--- Goal a ---
Please repeat the Tualatin budget article from "But as has been" to "the traffic projects.".

--- Reading passage ---
····················
COURTESY CITY OF TUALATIN - What's in the proposed Tualatin budget was announced during a Budget Committee meeting Monday night. The City of Tualatin will see a slight increase in its general fund budget in the upcoming fiscal year, going from $32.8 million to a proposed 2019-20 budget of $36.1 million.

But as has been the case in the last several years, the city will be looking at a status quo budget, according to city officials.

At the first official budget committee meeting of the year held Monday, May 6, City Manager Sherilyn Lombos said over the last year the city had been good stewards with taxpayer dollars, pointing out that the three big themes had been kicking off Tualatin Moving Forward (the traffic safety bond passed by voters) along with planning for the future and a push for more community engagement.

"As soon as that bond passed, we hit the ground running," Lombos said of kicking off work on the traffic projects.
····················
--- Goal b ---
In the records, write out the lines from the line with "Patent image size: (956, 495)." to the line with "The scattering rod 33 is at (340, 140)." with "folding area" swapped for "turning area" and nothing else changed. Return only those lines.

--- Records supplied ---
····················
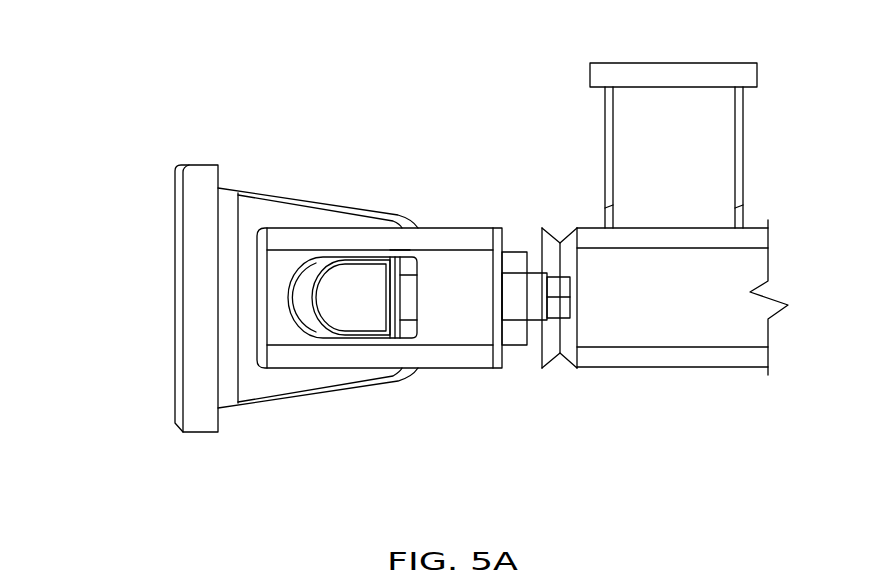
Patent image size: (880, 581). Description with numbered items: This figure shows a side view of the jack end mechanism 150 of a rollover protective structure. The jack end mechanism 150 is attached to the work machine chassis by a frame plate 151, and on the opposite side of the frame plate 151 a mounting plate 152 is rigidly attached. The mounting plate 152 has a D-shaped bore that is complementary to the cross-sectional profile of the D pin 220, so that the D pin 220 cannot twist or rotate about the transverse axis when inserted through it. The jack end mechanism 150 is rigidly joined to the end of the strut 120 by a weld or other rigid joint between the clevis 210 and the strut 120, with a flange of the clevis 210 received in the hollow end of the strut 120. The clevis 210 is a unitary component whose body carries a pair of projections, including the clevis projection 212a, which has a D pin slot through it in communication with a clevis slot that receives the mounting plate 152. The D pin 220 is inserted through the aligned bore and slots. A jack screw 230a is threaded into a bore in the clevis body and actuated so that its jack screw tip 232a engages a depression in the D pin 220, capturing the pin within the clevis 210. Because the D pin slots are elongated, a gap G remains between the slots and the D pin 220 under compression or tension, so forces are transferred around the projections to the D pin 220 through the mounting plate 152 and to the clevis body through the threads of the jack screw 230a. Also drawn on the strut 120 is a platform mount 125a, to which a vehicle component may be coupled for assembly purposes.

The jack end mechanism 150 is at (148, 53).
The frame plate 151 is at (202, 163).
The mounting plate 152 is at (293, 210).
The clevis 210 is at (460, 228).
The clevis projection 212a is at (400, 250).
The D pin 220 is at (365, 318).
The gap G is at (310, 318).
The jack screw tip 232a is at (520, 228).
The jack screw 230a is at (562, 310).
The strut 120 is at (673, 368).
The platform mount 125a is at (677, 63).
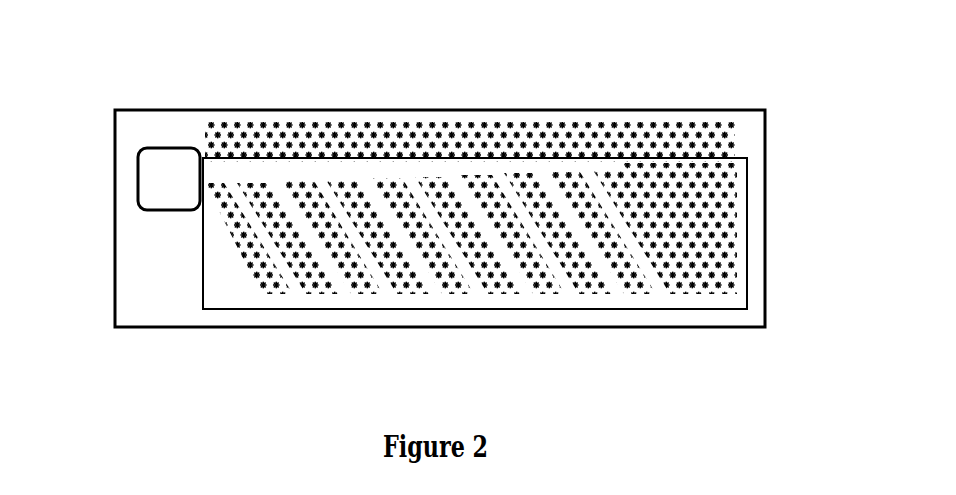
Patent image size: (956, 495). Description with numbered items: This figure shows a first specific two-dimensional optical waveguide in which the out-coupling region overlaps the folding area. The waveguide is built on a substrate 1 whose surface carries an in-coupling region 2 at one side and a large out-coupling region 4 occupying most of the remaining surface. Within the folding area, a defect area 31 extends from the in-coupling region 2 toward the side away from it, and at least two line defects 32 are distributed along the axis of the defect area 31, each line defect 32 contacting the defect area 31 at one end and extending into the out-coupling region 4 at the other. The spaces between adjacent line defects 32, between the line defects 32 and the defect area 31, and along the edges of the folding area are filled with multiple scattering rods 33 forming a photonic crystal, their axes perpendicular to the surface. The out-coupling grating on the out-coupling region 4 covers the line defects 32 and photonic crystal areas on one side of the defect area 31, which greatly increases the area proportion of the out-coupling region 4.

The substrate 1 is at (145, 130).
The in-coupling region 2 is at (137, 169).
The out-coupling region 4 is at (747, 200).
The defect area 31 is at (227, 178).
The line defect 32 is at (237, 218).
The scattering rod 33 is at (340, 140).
····················
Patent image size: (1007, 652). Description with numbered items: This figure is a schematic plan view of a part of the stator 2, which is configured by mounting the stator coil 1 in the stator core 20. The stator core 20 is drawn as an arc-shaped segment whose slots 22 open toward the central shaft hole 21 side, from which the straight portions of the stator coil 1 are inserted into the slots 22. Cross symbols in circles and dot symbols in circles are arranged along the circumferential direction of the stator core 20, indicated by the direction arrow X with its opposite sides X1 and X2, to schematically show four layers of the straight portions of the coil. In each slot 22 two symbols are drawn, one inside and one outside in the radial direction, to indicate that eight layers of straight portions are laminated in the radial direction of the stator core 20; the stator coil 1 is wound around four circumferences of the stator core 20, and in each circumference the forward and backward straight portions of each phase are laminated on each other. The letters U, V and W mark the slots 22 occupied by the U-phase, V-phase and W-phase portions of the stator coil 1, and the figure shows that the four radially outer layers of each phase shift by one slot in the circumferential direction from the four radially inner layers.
····················
--- Expected answer a ---
But as has been the case in the last several years, the city will be looking at a status quo budget, according to city officials.

At the first official budget committee meeting of the year held Monday, May 6, City Manager Sherilyn Lombos said over the last year the city had been good stewards with taxpayer dollars, pointing out that the three big themes had been kicking off Tualatin Moving Forward (the traffic safety bond passed by voters) along with planning for the future and a push for more community engagement.

"As soon as that bond passed, we hit the ground running," Lombos said of kicking off work on the traffic projects.

--- Expected answer b ---
Patent image size: (956, 495). Description with numbered items: This figure shows a first specific two-dimensional optical waveguide in which the out-coupling region overlaps the turning area. The waveguide is built on a substrate 1 whose surface carries an in-coupling region 2 at one side and a large out-coupling region 4 occupying most of the remaining surface. Within the turning area, a defect area 31 extends from the in-coupling region 2 toward the side away from it, and at least two line defects 32 are distributed along the axis of the defect area 31, each line defect 32 contacting the defect area 31 at one end and extending into the out-coupling region 4 at the other. The spaces between adjacent line defects 32, between the line defects 32 and the defect area 31, and along the edges of the turning area are filled with multiple scattering rods 33 forming a photonic crystal, their axes perpendicular to the surface. The out-coupling grating on the out-coupling region 4 covers the line defects 32 and photonic crystal areas on one side of the defect area 31, which greatly increases the area proportion of the out-coupling region 4.

The substrate 1 is at (145, 130).
The in-coupling region 2 is at (137, 169).
The out-coupling region 4 is at (747, 200).
The defect area 31 is at (227, 178).
The line defect 32 is at (237, 218).
The scattering rod 33 is at (340, 140).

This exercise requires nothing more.